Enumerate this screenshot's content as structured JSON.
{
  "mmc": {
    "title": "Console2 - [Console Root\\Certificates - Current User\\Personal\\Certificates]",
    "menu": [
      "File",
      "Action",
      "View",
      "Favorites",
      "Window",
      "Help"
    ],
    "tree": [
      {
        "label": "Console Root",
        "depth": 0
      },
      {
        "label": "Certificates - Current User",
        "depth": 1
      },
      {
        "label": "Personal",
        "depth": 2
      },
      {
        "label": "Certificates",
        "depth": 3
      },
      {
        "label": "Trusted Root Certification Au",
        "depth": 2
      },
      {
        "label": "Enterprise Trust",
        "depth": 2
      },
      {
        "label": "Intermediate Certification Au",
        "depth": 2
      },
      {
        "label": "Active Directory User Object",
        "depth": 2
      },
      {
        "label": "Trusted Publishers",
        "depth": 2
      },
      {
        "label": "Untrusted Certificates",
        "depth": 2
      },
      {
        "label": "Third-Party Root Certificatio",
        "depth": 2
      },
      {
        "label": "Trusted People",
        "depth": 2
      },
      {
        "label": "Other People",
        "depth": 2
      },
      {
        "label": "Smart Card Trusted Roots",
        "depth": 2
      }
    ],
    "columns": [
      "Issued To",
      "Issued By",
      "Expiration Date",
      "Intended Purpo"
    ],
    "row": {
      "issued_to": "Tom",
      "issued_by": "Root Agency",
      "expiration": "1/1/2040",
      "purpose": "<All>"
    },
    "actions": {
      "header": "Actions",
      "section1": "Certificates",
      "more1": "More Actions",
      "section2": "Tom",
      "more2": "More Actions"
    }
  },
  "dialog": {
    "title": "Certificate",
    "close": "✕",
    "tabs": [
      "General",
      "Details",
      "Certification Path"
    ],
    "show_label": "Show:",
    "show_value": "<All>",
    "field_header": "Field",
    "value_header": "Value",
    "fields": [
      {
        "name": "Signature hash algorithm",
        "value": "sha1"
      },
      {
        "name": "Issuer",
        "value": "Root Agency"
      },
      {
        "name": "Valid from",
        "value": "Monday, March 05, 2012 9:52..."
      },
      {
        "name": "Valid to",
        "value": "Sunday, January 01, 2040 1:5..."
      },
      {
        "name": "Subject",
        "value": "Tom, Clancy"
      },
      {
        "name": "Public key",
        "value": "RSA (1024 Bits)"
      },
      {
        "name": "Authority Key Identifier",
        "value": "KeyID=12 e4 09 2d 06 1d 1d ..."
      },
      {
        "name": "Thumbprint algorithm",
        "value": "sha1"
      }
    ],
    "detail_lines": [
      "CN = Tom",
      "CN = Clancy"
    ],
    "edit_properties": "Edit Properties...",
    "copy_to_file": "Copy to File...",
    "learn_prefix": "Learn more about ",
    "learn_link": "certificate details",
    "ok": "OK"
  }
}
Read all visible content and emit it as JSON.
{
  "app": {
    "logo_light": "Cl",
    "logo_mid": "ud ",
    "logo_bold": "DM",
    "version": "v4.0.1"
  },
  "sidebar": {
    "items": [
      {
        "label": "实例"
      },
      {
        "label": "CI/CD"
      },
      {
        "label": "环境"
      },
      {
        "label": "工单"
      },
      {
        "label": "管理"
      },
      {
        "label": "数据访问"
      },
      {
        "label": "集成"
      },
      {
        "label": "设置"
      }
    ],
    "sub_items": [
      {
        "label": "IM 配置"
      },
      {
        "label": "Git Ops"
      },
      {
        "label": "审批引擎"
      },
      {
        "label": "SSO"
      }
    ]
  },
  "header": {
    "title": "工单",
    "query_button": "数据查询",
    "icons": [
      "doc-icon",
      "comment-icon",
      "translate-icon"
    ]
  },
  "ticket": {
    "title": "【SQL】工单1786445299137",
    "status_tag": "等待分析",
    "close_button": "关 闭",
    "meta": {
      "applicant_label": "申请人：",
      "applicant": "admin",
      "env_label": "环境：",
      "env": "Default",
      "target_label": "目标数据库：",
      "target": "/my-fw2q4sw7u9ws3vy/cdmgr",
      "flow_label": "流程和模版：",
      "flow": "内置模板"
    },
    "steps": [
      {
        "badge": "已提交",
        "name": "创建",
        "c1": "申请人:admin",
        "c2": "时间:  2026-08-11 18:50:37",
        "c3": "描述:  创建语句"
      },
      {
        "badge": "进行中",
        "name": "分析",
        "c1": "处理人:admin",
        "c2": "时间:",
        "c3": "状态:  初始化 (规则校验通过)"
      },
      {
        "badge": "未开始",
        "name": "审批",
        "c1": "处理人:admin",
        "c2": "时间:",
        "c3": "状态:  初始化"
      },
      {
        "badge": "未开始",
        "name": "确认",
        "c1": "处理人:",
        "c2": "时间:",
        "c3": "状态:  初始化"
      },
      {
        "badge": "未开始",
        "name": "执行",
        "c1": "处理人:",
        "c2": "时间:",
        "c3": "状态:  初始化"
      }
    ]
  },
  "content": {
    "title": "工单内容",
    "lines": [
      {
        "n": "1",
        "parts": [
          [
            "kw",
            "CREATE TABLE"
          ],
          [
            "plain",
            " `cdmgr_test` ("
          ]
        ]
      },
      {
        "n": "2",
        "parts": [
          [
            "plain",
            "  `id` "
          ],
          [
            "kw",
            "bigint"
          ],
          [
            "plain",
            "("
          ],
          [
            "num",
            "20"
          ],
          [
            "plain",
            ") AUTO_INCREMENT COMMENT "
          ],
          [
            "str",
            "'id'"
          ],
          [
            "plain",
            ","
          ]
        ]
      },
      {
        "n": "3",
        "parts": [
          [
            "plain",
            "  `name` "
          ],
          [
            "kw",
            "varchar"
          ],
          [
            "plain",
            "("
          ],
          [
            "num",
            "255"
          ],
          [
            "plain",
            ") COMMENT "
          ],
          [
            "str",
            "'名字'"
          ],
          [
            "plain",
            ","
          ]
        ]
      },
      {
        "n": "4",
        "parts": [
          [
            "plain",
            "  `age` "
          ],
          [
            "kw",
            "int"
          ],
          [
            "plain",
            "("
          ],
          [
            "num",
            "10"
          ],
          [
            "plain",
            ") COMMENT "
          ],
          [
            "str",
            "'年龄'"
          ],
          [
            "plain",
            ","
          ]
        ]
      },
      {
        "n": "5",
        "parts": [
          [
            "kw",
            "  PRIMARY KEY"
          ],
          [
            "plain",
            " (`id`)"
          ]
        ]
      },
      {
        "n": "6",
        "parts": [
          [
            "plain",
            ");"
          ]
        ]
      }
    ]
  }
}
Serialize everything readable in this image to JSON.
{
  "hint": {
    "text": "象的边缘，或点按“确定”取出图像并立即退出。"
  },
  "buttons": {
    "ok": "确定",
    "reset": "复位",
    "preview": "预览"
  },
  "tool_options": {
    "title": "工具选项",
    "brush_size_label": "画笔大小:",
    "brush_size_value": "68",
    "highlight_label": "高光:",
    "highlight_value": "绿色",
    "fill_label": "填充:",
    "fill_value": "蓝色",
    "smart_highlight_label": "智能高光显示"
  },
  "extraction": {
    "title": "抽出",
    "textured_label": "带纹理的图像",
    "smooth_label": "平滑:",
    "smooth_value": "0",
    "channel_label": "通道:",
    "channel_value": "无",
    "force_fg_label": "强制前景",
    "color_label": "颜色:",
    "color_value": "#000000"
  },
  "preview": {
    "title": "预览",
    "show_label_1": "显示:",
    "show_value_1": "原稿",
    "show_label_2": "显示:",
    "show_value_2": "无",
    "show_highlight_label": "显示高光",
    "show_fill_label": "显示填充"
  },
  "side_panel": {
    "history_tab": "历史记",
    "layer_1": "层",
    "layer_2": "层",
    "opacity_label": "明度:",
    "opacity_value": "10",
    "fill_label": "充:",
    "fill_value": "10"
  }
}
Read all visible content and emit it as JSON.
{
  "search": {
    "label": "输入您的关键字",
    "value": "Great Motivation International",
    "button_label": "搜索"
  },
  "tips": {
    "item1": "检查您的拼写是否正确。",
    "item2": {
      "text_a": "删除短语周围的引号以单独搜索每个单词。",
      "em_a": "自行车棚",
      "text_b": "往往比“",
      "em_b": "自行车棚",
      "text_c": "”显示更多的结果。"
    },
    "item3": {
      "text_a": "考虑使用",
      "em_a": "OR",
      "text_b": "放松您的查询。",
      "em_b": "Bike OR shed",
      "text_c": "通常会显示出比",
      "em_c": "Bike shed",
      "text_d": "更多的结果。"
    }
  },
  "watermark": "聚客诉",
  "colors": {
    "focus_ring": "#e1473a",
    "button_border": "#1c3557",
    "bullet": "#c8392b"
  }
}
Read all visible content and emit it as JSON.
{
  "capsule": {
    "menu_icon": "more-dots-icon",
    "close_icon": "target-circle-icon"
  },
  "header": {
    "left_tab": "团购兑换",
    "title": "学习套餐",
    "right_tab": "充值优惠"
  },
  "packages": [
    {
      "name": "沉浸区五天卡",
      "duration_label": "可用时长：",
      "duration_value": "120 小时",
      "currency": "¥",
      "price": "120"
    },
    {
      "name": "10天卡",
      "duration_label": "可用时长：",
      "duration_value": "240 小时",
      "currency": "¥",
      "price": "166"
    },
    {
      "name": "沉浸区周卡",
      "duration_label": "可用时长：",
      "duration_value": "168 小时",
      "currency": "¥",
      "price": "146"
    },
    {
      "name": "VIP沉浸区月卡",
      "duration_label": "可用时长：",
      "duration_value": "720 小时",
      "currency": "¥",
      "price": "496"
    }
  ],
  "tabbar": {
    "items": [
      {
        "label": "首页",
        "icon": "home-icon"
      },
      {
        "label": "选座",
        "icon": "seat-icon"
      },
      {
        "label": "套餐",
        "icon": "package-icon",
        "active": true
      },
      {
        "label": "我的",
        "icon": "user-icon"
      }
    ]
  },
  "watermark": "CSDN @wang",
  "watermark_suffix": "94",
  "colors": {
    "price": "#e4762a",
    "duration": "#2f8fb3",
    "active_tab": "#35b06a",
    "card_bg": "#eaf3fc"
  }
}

__TASK GOAL__.
Examine the entries and report how many of their lines contain the string "Certification", giving no more than the number.

__RESPONSE FOR THIS EXERCISE__.
3